* **TASK INSTRUCTIONS**
Render every line of the records below as a Markdown table with the columns Row and Line, numbering the rows in order and skipping blank lines. Omit the pictures.

* **EXERCISE DATA**
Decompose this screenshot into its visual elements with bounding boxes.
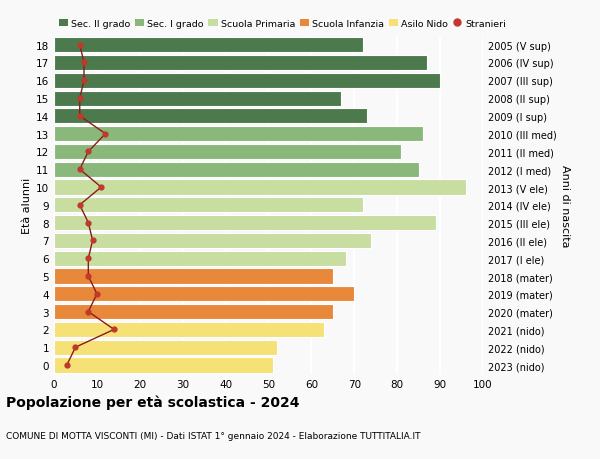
Text: COMUNE DI MOTTA VISCONTI (MI) - Dati ISTAT 1° gennaio 2024 - Elaborazione TUTTIT: COMUNE DI MOTTA VISCONTI (MI) - Dati IST… [6, 431, 421, 440]
Bar [54, 286, 354, 302]
Bar [54, 162, 419, 178]
Bar [54, 127, 423, 142]
Bar [54, 251, 346, 266]
Text: Popolazione per età scolastica - 2024: Popolazione per età scolastica - 2024 [6, 395, 299, 409]
Bar [54, 358, 273, 373]
Bar [54, 56, 427, 71]
Y-axis label: Anni di nascita: Anni di nascita [560, 164, 571, 246]
Bar [54, 304, 333, 319]
Bar [54, 269, 333, 284]
Bar [54, 216, 436, 231]
Bar [54, 73, 440, 89]
Bar [54, 109, 367, 124]
Bar [54, 38, 363, 53]
Bar [54, 180, 466, 195]
Bar [54, 233, 371, 248]
Bar [54, 91, 341, 106]
Bar [54, 322, 324, 337]
Bar [54, 198, 363, 213]
Bar [54, 145, 401, 160]
Legend: Sec. II grado, Sec. I grado, Scuola Primaria, Scuola Infanzia, Asilo Nido, Stran: Sec. II grado, Sec. I grado, Scuola Prim… [59, 20, 506, 28]
Y-axis label: Età alunni: Età alunni [22, 177, 32, 234]
Bar [54, 340, 277, 355]
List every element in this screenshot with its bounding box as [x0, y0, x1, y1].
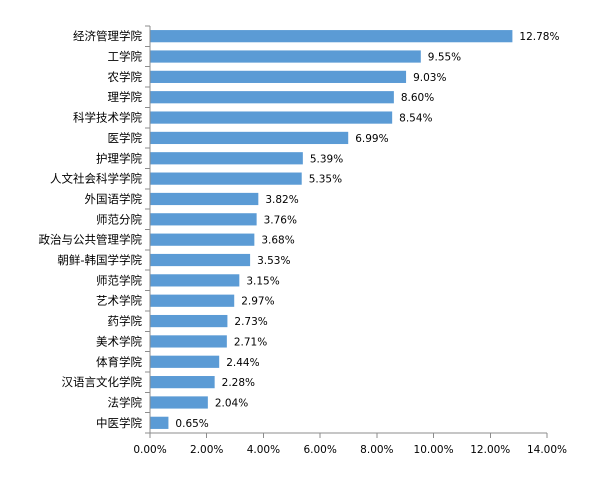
bar [150, 152, 303, 165]
data-label: 2.44% [226, 357, 259, 369]
category-label: 护理学院 [96, 151, 142, 165]
x-tick-label: 2.00% [190, 444, 223, 456]
data-label: 6.99% [355, 133, 388, 145]
x-tick-label: 14.00% [527, 444, 567, 456]
data-label: 2.73% [234, 316, 267, 328]
bar [150, 396, 208, 409]
data-label: 0.65% [175, 418, 208, 430]
bar [150, 91, 394, 104]
bar [150, 131, 349, 145]
category-label: 经济管理学院 [73, 29, 142, 43]
data-label: 5.35% [309, 174, 342, 186]
data-label: 2.28% [222, 377, 255, 389]
category-label: 人文社会科学学院 [50, 172, 142, 186]
bar [150, 355, 220, 368]
x-tick-label: 6.00% [303, 444, 336, 456]
category-label: 外国语学院 [85, 192, 143, 206]
bar [150, 233, 255, 246]
x-tick-label: 4.00% [247, 444, 280, 456]
bar [150, 416, 169, 429]
category-label: 政治与公共管理学院 [39, 233, 143, 247]
data-label: 3.15% [246, 275, 279, 287]
x-tick-label: 12.00% [470, 444, 510, 456]
data-label: 12.78% [519, 31, 559, 43]
x-tick-label: 0.00% [133, 444, 166, 456]
bar [150, 111, 393, 124]
bar [150, 253, 251, 267]
category-label: 汉语言文化学院 [62, 375, 143, 389]
bar [150, 314, 228, 328]
bar [150, 70, 407, 83]
category-label: 朝鲜-韩国学学院 [57, 253, 142, 267]
data-label: 5.39% [310, 153, 343, 165]
category-label: 师范学院 [96, 273, 142, 287]
x-tick-label: 8.00% [360, 444, 393, 456]
bar [150, 376, 215, 389]
bar [150, 192, 259, 206]
category-label: 科学技术学院 [73, 111, 142, 125]
category-label: 师范分院 [96, 212, 142, 226]
data-label: 3.76% [264, 214, 297, 226]
data-label: 3.53% [257, 255, 290, 267]
category-label: 医学院 [108, 131, 143, 145]
plot-area: 0.00% 2.00% 4.00% 6.00% 8.00% 10.00% 12.00% 14.… [39, 25, 567, 456]
data-label: 9.55% [428, 52, 461, 64]
category-label: 药学院 [108, 314, 143, 328]
bar [150, 294, 235, 307]
data-label: 2.04% [215, 397, 248, 409]
category-label: 法学院 [108, 395, 143, 409]
category-label: 体育学院 [96, 355, 142, 369]
x-tick-label: 10.00% [414, 444, 454, 456]
data-label: 8.60% [401, 92, 434, 104]
category-label: 美术学院 [96, 334, 142, 348]
data-label: 3.82% [265, 194, 298, 206]
data-label: 3.68% [261, 235, 294, 247]
bar [150, 30, 513, 43]
bar [150, 274, 240, 287]
bar [150, 50, 421, 63]
bar [150, 213, 257, 226]
category-label: 理学院 [108, 90, 143, 104]
category-label: 艺术学院 [96, 294, 142, 308]
data-label: 8.54% [399, 113, 432, 125]
category-label: 工学院 [108, 50, 143, 64]
data-label: 2.71% [234, 336, 267, 348]
data-label: 9.03% [413, 72, 446, 84]
category-label: 农学院 [108, 70, 143, 84]
bar [150, 335, 227, 348]
category-label: 中医学院 [96, 416, 142, 430]
data-label: 2.97% [241, 296, 274, 308]
bar [150, 172, 302, 185]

* **THE OUTPUT**
| Row | Line |
|---|---|
| 1 | Decompose this screenshot into its visual elements with bounding boxes. |
| 2 | Text: COMUNE DI MOTTA VISCONTI (MI) - Dati ISTAT 1° gennaio 2024 - Elaborazione TUTTIT: COMUNE DI MOTTA VISCONTI (MI) - Dati IST… [6, 431, 421, 440] |
| 3 | Bar [54, 286, 354, 302] |
| 4 | Bar [54, 162, 419, 178] |
| 5 | Bar [54, 127, 423, 142] |
| 6 | Bar [54, 251, 346, 266] |
| 7 | Text: Popolazione per età scolastica - 2024: Popolazione per età scolastica - 2024 [6, 395, 299, 409] |
| 8 | Bar [54, 358, 273, 373] |
| 9 | Bar [54, 56, 427, 71] |
| 10 | Y-axis label: Anni di nascita: Anni di nascita [560, 164, 571, 246] |
| 11 | Bar [54, 304, 333, 319] |
| 12 | Bar [54, 269, 333, 284] |
| 13 | Bar [54, 216, 436, 231] |
| 14 | Bar [54, 73, 440, 89] |
| 15 | Bar [54, 109, 367, 124] |
| 16 | Bar [54, 38, 363, 53] |
| 17 | Bar [54, 180, 466, 195] |
| 18 | Bar [54, 233, 371, 248] |
| 19 | Bar [54, 91, 341, 106] |
| 20 | Bar [54, 322, 324, 337] |
| 21 | Bar [54, 198, 363, 213] |
| 22 | Bar [54, 145, 401, 160] |
| 23 | Legend: Sec. II grado, Sec. I grado, Scuola Primaria, Scuola Infanzia, Asilo Nido, Stran: Sec. II grado, Sec. I grado, Scuola Prim… [59, 20, 506, 28] |
| 24 | Y-axis label: Età alunni: Età alunni [22, 177, 32, 234] |
| 25 | Bar [54, 340, 277, 355] |
| 26 | List every element in this screenshot with its bounding box as [x0, y0, x1, y1]. |
| 27 | bar [150, 152, 303, 165] |
| 28 | data-label: 2.44% [226, 357, 259, 369] |
| 29 | category-label: 护理学院 [96, 151, 142, 165] |
| 30 | x-tick-label: 2.00% [190, 444, 223, 456] |
| 31 | data-label: 6.99% [355, 133, 388, 145] |
| 32 | x-tick-label: 14.00% [527, 444, 567, 456] |
| 33 | data-label: 2.73% [234, 316, 267, 328] |
| 34 | bar [150, 396, 208, 409] |
| 35 | data-label: 0.65% [175, 418, 208, 430] |
| 36 | bar [150, 91, 394, 104] |
| 37 | bar [150, 131, 349, 145] |
| 38 | category-label: 经济管理学院 [73, 29, 142, 43] |
| 39 | data-label: 5.35% [309, 174, 342, 186] |
| 40 | data-label: 2.28% [222, 377, 255, 389] |
| 41 | category-label: 人文社会科学学院 [50, 172, 142, 186] |
| 42 | bar [150, 355, 220, 368] |
| 43 | x-tick-label: 6.00% [303, 444, 336, 456] |
| 44 | category-label: 外国语学院 [85, 192, 143, 206] |
| 45 | bar [150, 233, 255, 246] |
| 46 | x-tick-label: 4.00% [247, 444, 280, 456] |
| 47 | bar [150, 416, 169, 429] |
| 48 | category-label: 政治与公共管理学院 [39, 233, 143, 247] |
| 49 | data-label: 3.15% [246, 275, 279, 287] |
| 50 | x-tick-label: 12.00% [470, 444, 510, 456] |
| 51 | data-label: 12.78% [519, 31, 559, 43] |
| 52 | x-tick-label: 0.00% [133, 444, 166, 456] |
| 53 | bar [150, 111, 393, 124] |
| 54 | bar [150, 253, 251, 267] |
| 55 | category-label: 汉语言文化学院 [62, 375, 143, 389] |
| 56 | bar [150, 314, 228, 328] |
| 57 | bar [150, 70, 407, 83] |
| 58 | category-label: 朝鲜-韩国学学院 [57, 253, 142, 267] |
| 59 | data-label: 5.39% [310, 153, 343, 165] |
| 60 | category-label: 师范学院 [96, 273, 142, 287] |
| 61 | x-tick-label: 8.00% [360, 444, 393, 456] |
| 62 | bar [150, 376, 215, 389] |
| 63 | bar [150, 192, 259, 206] |
| 64 | category-label: 科学技术学院 [73, 111, 142, 125] |
| 65 | category-label: 师范分院 [96, 212, 142, 226] |
| 66 | data-label: 3.76% [264, 214, 297, 226] |
| 67 | data-label: 3.53% [257, 255, 290, 267] |
| 68 | category-label: 医学院 [108, 131, 143, 145] |
| 69 | plot-area: 0.00% 2.00% 4.00% 6.00% 8.00% 10.00% 12.00% 14.… [39, 25, 567, 456] |
| 70 | data-label: 9.55% [428, 52, 461, 64] |
| 71 | category-label: 药学院 [108, 314, 143, 328] |
| 72 | bar [150, 294, 235, 307] |
| 73 | data-label: 2.04% [215, 397, 248, 409] |
| 74 | category-label: 法学院 [108, 395, 143, 409] |
| 75 | category-label: 体育学院 [96, 355, 142, 369] |
| 76 | x-tick-label: 10.00% [414, 444, 454, 456] |
| 77 | data-label: 8.60% [401, 92, 434, 104] |
| 78 | category-label: 美术学院 [96, 334, 142, 348] |
| 79 | data-label: 3.82% [265, 194, 298, 206] |
| 80 | data-label: 3.68% [261, 235, 294, 247] |
| 81 | bar [150, 30, 513, 43] |
| 82 | bar [150, 274, 240, 287] |
| 83 | bar [150, 50, 421, 63] |
| 84 | bar [150, 213, 257, 226] |
| 85 | category-label: 理学院 [108, 90, 143, 104] |
| 86 | category-label: 艺术学院 [96, 294, 142, 308] |
| 87 | data-label: 8.54% [399, 113, 432, 125] |
| 88 | category-label: 工学院 [108, 50, 143, 64] |
| 89 | data-label: 2.71% [234, 336, 267, 348] |
| 90 | data-label: 9.03% [413, 72, 446, 84] |
| 91 | category-label: 农学院 [108, 70, 143, 84] |
| 92 | bar [150, 335, 227, 348] |
| 93 | category-label: 中医学院 [96, 416, 142, 430] |
| 94 | data-label: 2.97% [241, 296, 274, 308] |
| 95 | bar [150, 172, 302, 185] |